• The request
Quote the listing below in its entirety, omitting every image.

• Provided data
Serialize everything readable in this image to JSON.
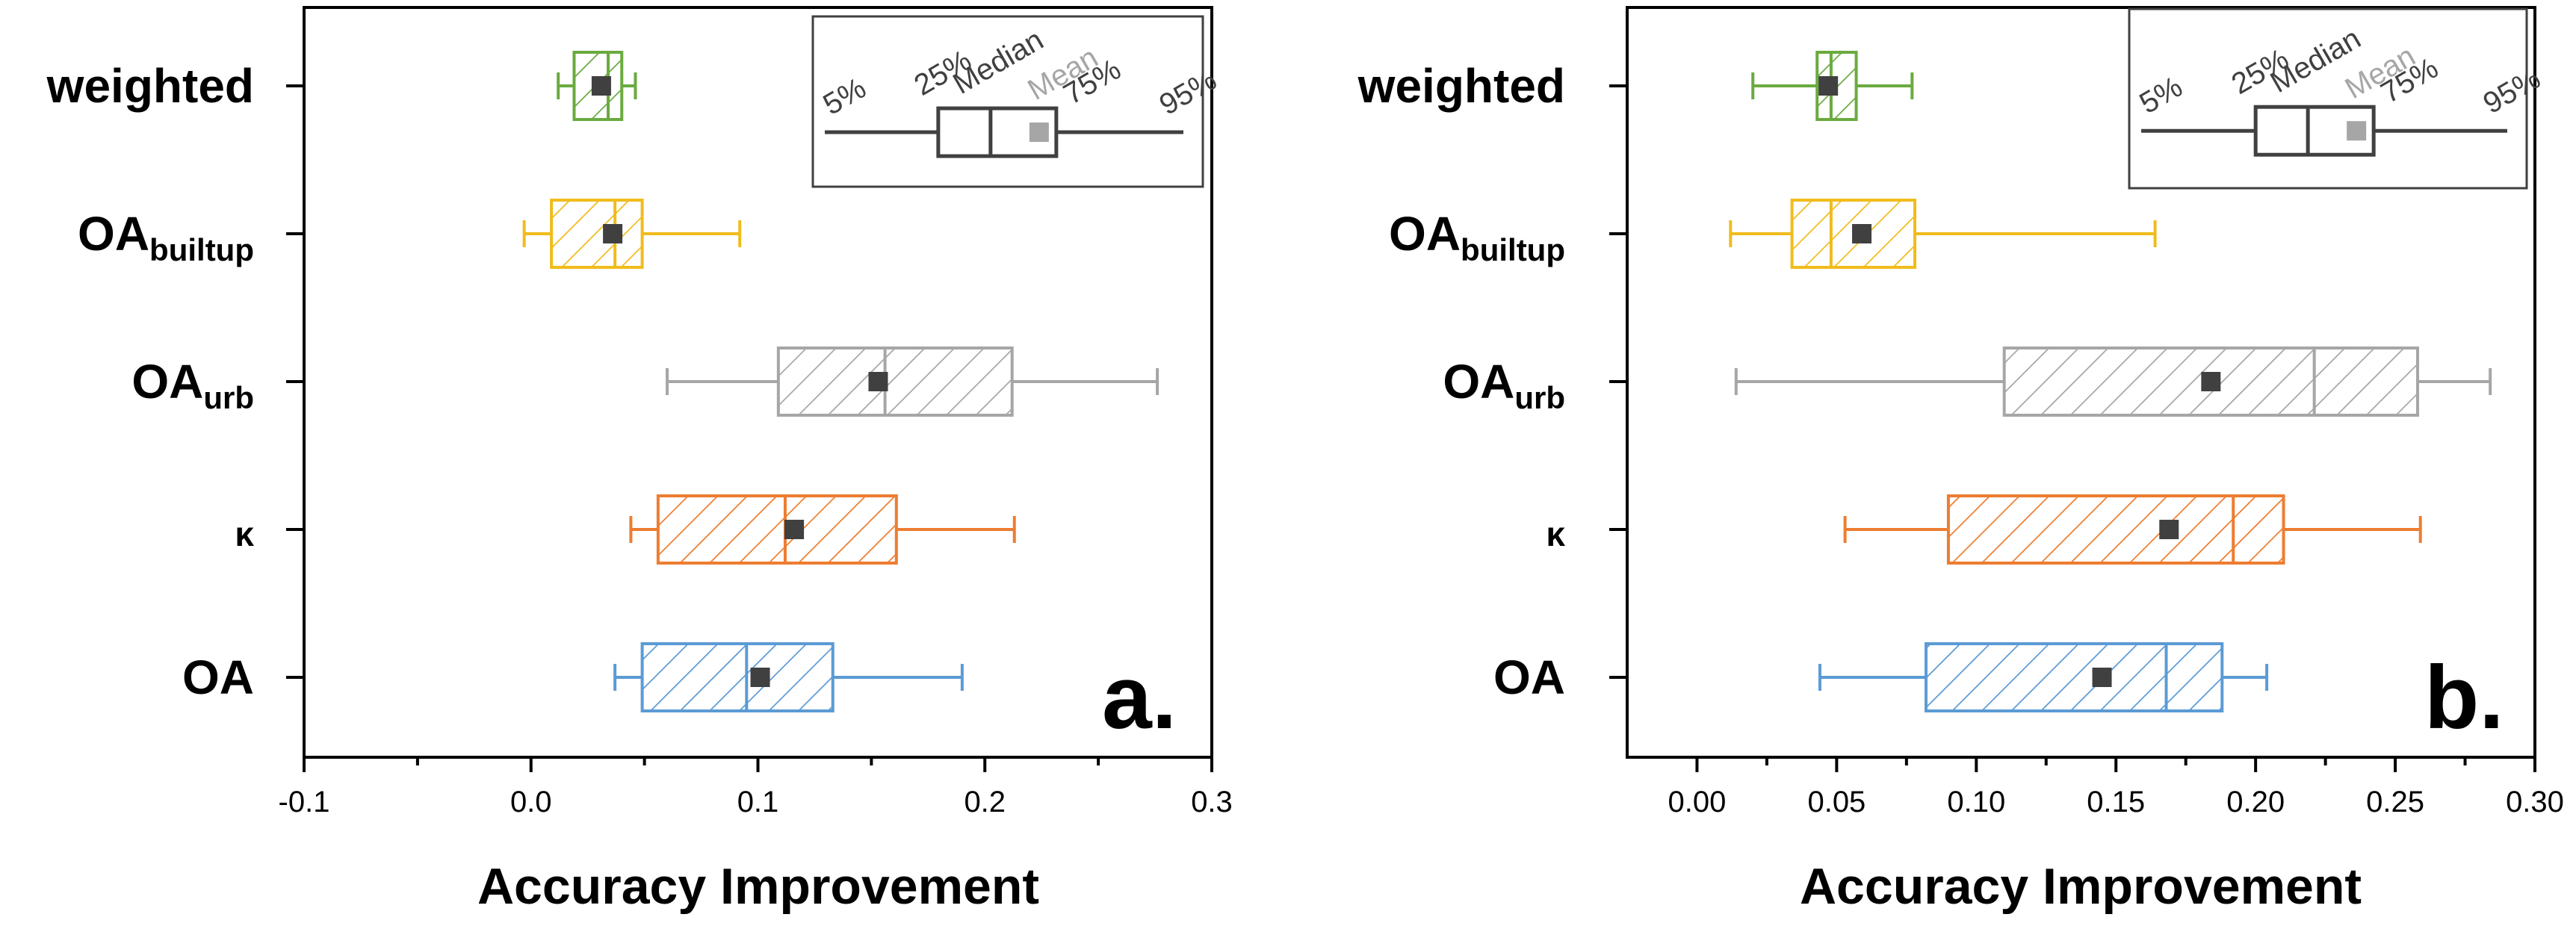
{
  "chart_data": [
    {
      "type": "boxplot",
      "panel_label": "a.",
      "xlabel": "Accuracy Improvement",
      "ylabel": "",
      "xlim": [
        -0.1,
        0.3
      ],
      "xticks": [
        -0.1,
        0.0,
        0.1,
        0.2,
        0.3
      ],
      "xtick_labels": [
        "-0.1",
        "0.0",
        "0.1",
        "0.2",
        "0.3"
      ],
      "categories": [
        {
          "main": "weighted",
          "sub": ""
        },
        {
          "main": "OA",
          "sub": "builtup"
        },
        {
          "main": "OA",
          "sub": "urb"
        },
        {
          "main": "κ",
          "sub": ""
        },
        {
          "main": "OA",
          "sub": ""
        }
      ],
      "series": [
        {
          "name": "weighted",
          "color": "#6aaa3f",
          "p5": 0.012,
          "q1": 0.019,
          "median": 0.034,
          "mean": 0.031,
          "q3": 0.04,
          "p95": 0.046
        },
        {
          "name": "OA_builtup",
          "color": "#f0bc1c",
          "p5": -0.003,
          "q1": 0.009,
          "median": 0.037,
          "mean": 0.036,
          "q3": 0.049,
          "p95": 0.092
        },
        {
          "name": "OA_urb",
          "color": "#a6a6a6",
          "p5": 0.06,
          "q1": 0.109,
          "median": 0.156,
          "mean": 0.153,
          "q3": 0.212,
          "p95": 0.276
        },
        {
          "name": "κ",
          "color": "#ed7d31",
          "p5": 0.044,
          "q1": 0.056,
          "median": 0.112,
          "mean": 0.116,
          "q3": 0.161,
          "p95": 0.213
        },
        {
          "name": "OA",
          "color": "#5b9bd5",
          "p5": 0.037,
          "q1": 0.049,
          "median": 0.095,
          "mean": 0.101,
          "q3": 0.133,
          "p95": 0.19
        }
      ]
    },
    {
      "type": "boxplot",
      "panel_label": "b.",
      "xlabel": "Accuracy Improvement",
      "ylabel": "",
      "xlim": [
        -0.025,
        0.3
      ],
      "xticks": [
        0.0,
        0.05,
        0.1,
        0.15,
        0.2,
        0.25,
        0.3
      ],
      "xtick_labels": [
        "0.00",
        "0.05",
        "0.10",
        "0.15",
        "0.20",
        "0.25",
        "0.30"
      ],
      "categories": [
        {
          "main": "weighted",
          "sub": ""
        },
        {
          "main": "OA",
          "sub": "builtup"
        },
        {
          "main": "OA",
          "sub": "urb"
        },
        {
          "main": "κ",
          "sub": ""
        },
        {
          "main": "OA",
          "sub": ""
        }
      ],
      "series": [
        {
          "name": "weighted",
          "color": "#6aaa3f",
          "p5": 0.02,
          "q1": 0.043,
          "median": 0.048,
          "mean": 0.047,
          "q3": 0.057,
          "p95": 0.077
        },
        {
          "name": "OA_builtup",
          "color": "#f0bc1c",
          "p5": 0.012,
          "q1": 0.034,
          "median": 0.048,
          "mean": 0.059,
          "q3": 0.078,
          "p95": 0.164
        },
        {
          "name": "OA_urb",
          "color": "#a6a6a6",
          "p5": 0.014,
          "q1": 0.11,
          "median": 0.221,
          "mean": 0.184,
          "q3": 0.258,
          "p95": 0.284
        },
        {
          "name": "κ",
          "color": "#ed7d31",
          "p5": 0.053,
          "q1": 0.09,
          "median": 0.192,
          "mean": 0.169,
          "q3": 0.21,
          "p95": 0.259
        },
        {
          "name": "OA",
          "color": "#5b9bd5",
          "p5": 0.044,
          "q1": 0.082,
          "median": 0.168,
          "mean": 0.145,
          "q3": 0.188,
          "p95": 0.204
        }
      ]
    }
  ],
  "legend": {
    "labels": [
      "5%",
      "25%",
      "Median",
      "Mean",
      "75%",
      "95%"
    ],
    "box_color": "#404040",
    "mean_color": "#a6a6a6"
  },
  "colors": {
    "axis": "#000000",
    "mean_marker": "#404040"
  }
}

• Correct answer
Serialize everything readable in this image to JSON.
{
  "chart_data": [
    {
      "type": "boxplot",
      "panel_label": "a.",
      "xlabel": "Accuracy Improvement",
      "ylabel": "",
      "xlim": [
        -0.1,
        0.3
      ],
      "xticks": [
        -0.1,
        0.0,
        0.1,
        0.2,
        0.3
      ],
      "xtick_labels": [
        "-0.1",
        "0.0",
        "0.1",
        "0.2",
        "0.3"
      ],
      "categories": [
        {
          "main": "weighted",
          "sub": ""
        },
        {
          "main": "OA",
          "sub": "builtup"
        },
        {
          "main": "OA",
          "sub": "urb"
        },
        {
          "main": "κ",
          "sub": ""
        },
        {
          "main": "OA",
          "sub": ""
        }
      ],
      "series": [
        {
          "name": "weighted",
          "color": "#6aaa3f",
          "p5": 0.012,
          "q1": 0.019,
          "median": 0.034,
          "mean": 0.031,
          "q3": 0.04,
          "p95": 0.046
        },
        {
          "name": "OA_builtup",
          "color": "#f0bc1c",
          "p5": -0.003,
          "q1": 0.009,
          "median": 0.037,
          "mean": 0.036,
          "q3": 0.049,
          "p95": 0.092
        },
        {
          "name": "OA_urb",
          "color": "#a6a6a6",
          "p5": 0.06,
          "q1": 0.109,
          "median": 0.156,
          "mean": 0.153,
          "q3": 0.212,
          "p95": 0.276
        },
        {
          "name": "κ",
          "color": "#ed7d31",
          "p5": 0.044,
          "q1": 0.056,
          "median": 0.112,
          "mean": 0.116,
          "q3": 0.161,
          "p95": 0.213
        },
        {
          "name": "OA",
          "color": "#5b9bd5",
          "p5": 0.037,
          "q1": 0.049,
          "median": 0.095,
          "mean": 0.101,
          "q3": 0.133,
          "p95": 0.19
        }
      ]
    },
    {
      "type": "boxplot",
      "panel_label": "b.",
      "xlabel": "Accuracy Improvement",
      "ylabel": "",
      "xlim": [
        -0.025,
        0.3
      ],
      "xticks": [
        0.0,
        0.05,
        0.1,
        0.15,
        0.2,
        0.25,
        0.3
      ],
      "xtick_labels": [
        "0.00",
        "0.05",
        "0.10",
        "0.15",
        "0.20",
        "0.25",
        "0.30"
      ],
      "categories": [
        {
          "main": "weighted",
          "sub": ""
        },
        {
          "main": "OA",
          "sub": "builtup"
        },
        {
          "main": "OA",
          "sub": "urb"
        },
        {
          "main": "κ",
          "sub": ""
        },
        {
          "main": "OA",
          "sub": ""
        }
      ],
      "series": [
        {
          "name": "weighted",
          "color": "#6aaa3f",
          "p5": 0.02,
          "q1": 0.043,
          "median": 0.048,
          "mean": 0.047,
          "q3": 0.057,
          "p95": 0.077
        },
        {
          "name": "OA_builtup",
          "color": "#f0bc1c",
          "p5": 0.012,
          "q1": 0.034,
          "median": 0.048,
          "mean": 0.059,
          "q3": 0.078,
          "p95": 0.164
        },
        {
          "name": "OA_urb",
          "color": "#a6a6a6",
          "p5": 0.014,
          "q1": 0.11,
          "median": 0.221,
          "mean": 0.184,
          "q3": 0.258,
          "p95": 0.284
        },
        {
          "name": "κ",
          "color": "#ed7d31",
          "p5": 0.053,
          "q1": 0.09,
          "median": 0.192,
          "mean": 0.169,
          "q3": 0.21,
          "p95": 0.259
        },
        {
          "name": "OA",
          "color": "#5b9bd5",
          "p5": 0.044,
          "q1": 0.082,
          "median": 0.168,
          "mean": 0.145,
          "q3": 0.188,
          "p95": 0.204
        }
      ]
    }
  ],
  "legend": {
    "labels": [
      "5%",
      "25%",
      "Median",
      "Mean",
      "75%",
      "95%"
    ],
    "box_color": "#404040",
    "mean_color": "#a6a6a6"
  },
  "colors": {
    "axis": "#000000",
    "mean_marker": "#404040"
  }
}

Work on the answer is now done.